- _Task requirements_
Quote the listing in full, exactly as given, minus any pictures.

[START OF Working data]

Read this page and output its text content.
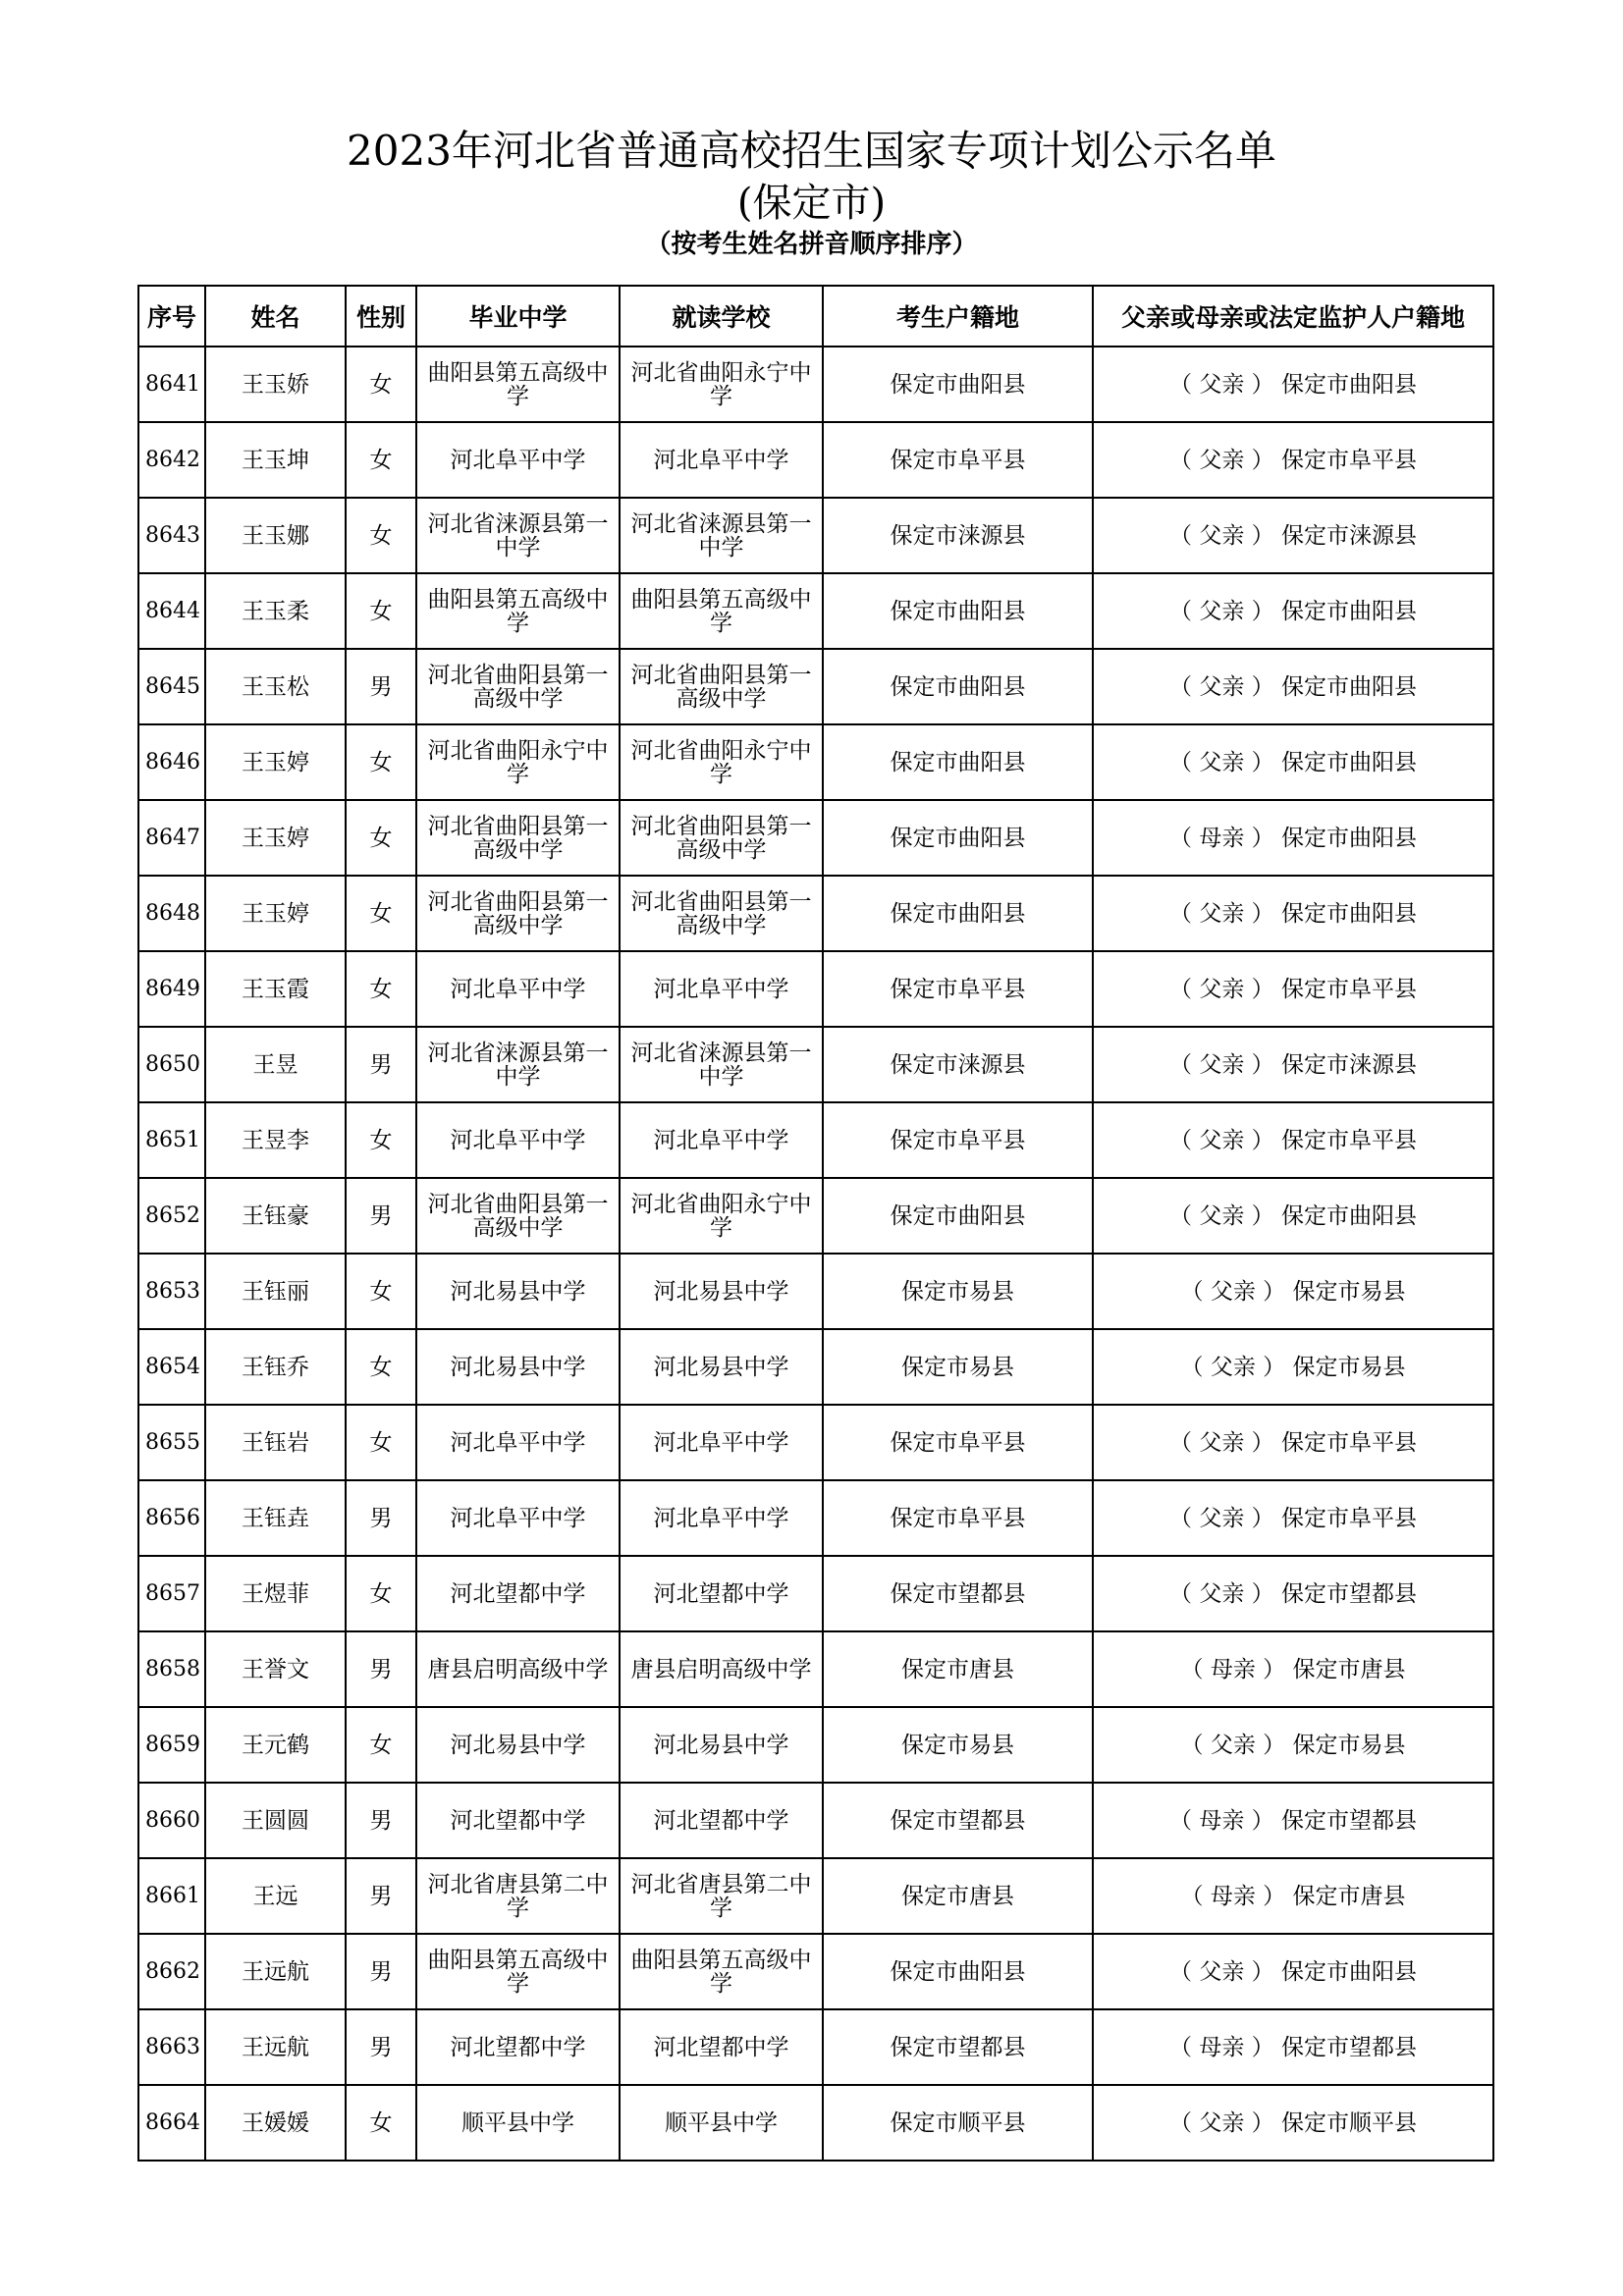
2023年河北省普通高校招生国家专项计划公示名单
(保定市)
（按考生姓名拼音顺序排序）
序号	姓名	性别	毕业中学	就读学校	考生户籍地	父亲或母亲或法定监护人户籍地
8641	王玉娇	女	曲阳县第五高级中学	河北省曲阳永宁中学	保定市曲阳县	（ 父亲 ） 保定市曲阳县
8642	王玉坤	女	河北阜平中学	河北阜平中学	保定市阜平县	（ 父亲 ） 保定市阜平县
8643	王玉娜	女	河北省涞源县第一中学	河北省涞源县第一中学	保定市涞源县	（ 父亲 ） 保定市涞源县
8644	王玉柔	女	曲阳县第五高级中学	曲阳县第五高级中学	保定市曲阳县	（ 父亲 ） 保定市曲阳县
8645	王玉松	男	河北省曲阳县第一高级中学	河北省曲阳县第一高级中学	保定市曲阳县	（ 父亲 ） 保定市曲阳县
8646	王玉婷	女	河北省曲阳永宁中学	河北省曲阳永宁中学	保定市曲阳县	（ 父亲 ） 保定市曲阳县
8647	王玉婷	女	河北省曲阳县第一高级中学	河北省曲阳县第一高级中学	保定市曲阳县	（ 母亲 ） 保定市曲阳县
8648	王玉婷	女	河北省曲阳县第一高级中学	河北省曲阳县第一高级中学	保定市曲阳县	（ 父亲 ） 保定市曲阳县
8649	王玉霞	女	河北阜平中学	河北阜平中学	保定市阜平县	（ 父亲 ） 保定市阜平县
8650	王昱	男	河北省涞源县第一中学	河北省涞源县第一中学	保定市涞源县	（ 父亲 ） 保定市涞源县
8651	王昱李	女	河北阜平中学	河北阜平中学	保定市阜平县	（ 父亲 ） 保定市阜平县
8652	王钰豪	男	河北省曲阳县第一高级中学	河北省曲阳永宁中学	保定市曲阳县	（ 父亲 ） 保定市曲阳县
8653	王钰丽	女	河北易县中学	河北易县中学	保定市易县	（ 父亲 ） 保定市易县
8654	王钰乔	女	河北易县中学	河北易县中学	保定市易县	（ 父亲 ） 保定市易县
8655	王钰岩	女	河北阜平中学	河北阜平中学	保定市阜平县	（ 父亲 ） 保定市阜平县
8656	王钰垚	男	河北阜平中学	河北阜平中学	保定市阜平县	（ 父亲 ） 保定市阜平县
8657	王煜菲	女	河北望都中学	河北望都中学	保定市望都县	（ 父亲 ） 保定市望都县
8658	王誉文	男	唐县启明高级中学	唐县启明高级中学	保定市唐县	（ 母亲 ） 保定市唐县
8659	王元鹤	女	河北易县中学	河北易县中学	保定市易县	（ 父亲 ） 保定市易县
8660	王圆圆	男	河北望都中学	河北望都中学	保定市望都县	（ 母亲 ） 保定市望都县
8661	王远	男	河北省唐县第二中学	河北省唐县第二中学	保定市唐县	（ 母亲 ） 保定市唐县
8662	王远航	男	曲阳县第五高级中学	曲阳县第五高级中学	保定市曲阳县	（ 父亲 ） 保定市曲阳县
8663	王远航	男	河北望都中学	河北望都中学	保定市望都县	（ 母亲 ） 保定市望都县
8664	王媛媛	女	顺平县中学	顺平县中学	保定市顺平县	（ 父亲 ） 保定市顺平县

[END OF Working data]

- _Answer below_
Read this page and output its text content.
2023年河北省普通高校招生国家专项计划公示名单
(保定市)
（按考生姓名拼音顺序排序）
序号	姓名	性别	毕业中学	就读学校	考生户籍地	父亲或母亲或法定监护人户籍地
8641	王玉娇	女	曲阳县第五高级中学	河北省曲阳永宁中学	保定市曲阳县	（ 父亲 ） 保定市曲阳县
8642	王玉坤	女	河北阜平中学	河北阜平中学	保定市阜平县	（ 父亲 ） 保定市阜平县
8643	王玉娜	女	河北省涞源县第一中学	河北省涞源县第一中学	保定市涞源县	（ 父亲 ） 保定市涞源县
8644	王玉柔	女	曲阳县第五高级中学	曲阳县第五高级中学	保定市曲阳县	（ 父亲 ） 保定市曲阳县
8645	王玉松	男	河北省曲阳县第一高级中学	河北省曲阳县第一高级中学	保定市曲阳县	（ 父亲 ） 保定市曲阳县
8646	王玉婷	女	河北省曲阳永宁中学	河北省曲阳永宁中学	保定市曲阳县	（ 父亲 ） 保定市曲阳县
8647	王玉婷	女	河北省曲阳县第一高级中学	河北省曲阳县第一高级中学	保定市曲阳县	（ 母亲 ） 保定市曲阳县
8648	王玉婷	女	河北省曲阳县第一高级中学	河北省曲阳县第一高级中学	保定市曲阳县	（ 父亲 ） 保定市曲阳县
8649	王玉霞	女	河北阜平中学	河北阜平中学	保定市阜平县	（ 父亲 ） 保定市阜平县
8650	王昱	男	河北省涞源县第一中学	河北省涞源县第一中学	保定市涞源县	（ 父亲 ） 保定市涞源县
8651	王昱李	女	河北阜平中学	河北阜平中学	保定市阜平县	（ 父亲 ） 保定市阜平县
8652	王钰豪	男	河北省曲阳县第一高级中学	河北省曲阳永宁中学	保定市曲阳县	（ 父亲 ） 保定市曲阳县
8653	王钰丽	女	河北易县中学	河北易县中学	保定市易县	（ 父亲 ） 保定市易县
8654	王钰乔	女	河北易县中学	河北易县中学	保定市易县	（ 父亲 ） 保定市易县
8655	王钰岩	女	河北阜平中学	河北阜平中学	保定市阜平县	（ 父亲 ） 保定市阜平县
8656	王钰垚	男	河北阜平中学	河北阜平中学	保定市阜平县	（ 父亲 ） 保定市阜平县
8657	王煜菲	女	河北望都中学	河北望都中学	保定市望都县	（ 父亲 ） 保定市望都县
8658	王誉文	男	唐县启明高级中学	唐县启明高级中学	保定市唐县	（ 母亲 ） 保定市唐县
8659	王元鹤	女	河北易县中学	河北易县中学	保定市易县	（ 父亲 ） 保定市易县
8660	王圆圆	男	河北望都中学	河北望都中学	保定市望都县	（ 母亲 ） 保定市望都县
8661	王远	男	河北省唐县第二中学	河北省唐县第二中学	保定市唐县	（ 母亲 ） 保定市唐县
8662	王远航	男	曲阳县第五高级中学	曲阳县第五高级中学	保定市曲阳县	（ 父亲 ） 保定市曲阳县
8663	王远航	男	河北望都中学	河北望都中学	保定市望都县	（ 母亲 ） 保定市望都县
8664	王媛媛	女	顺平县中学	顺平县中学	保定市顺平县	（ 父亲 ） 保定市顺平县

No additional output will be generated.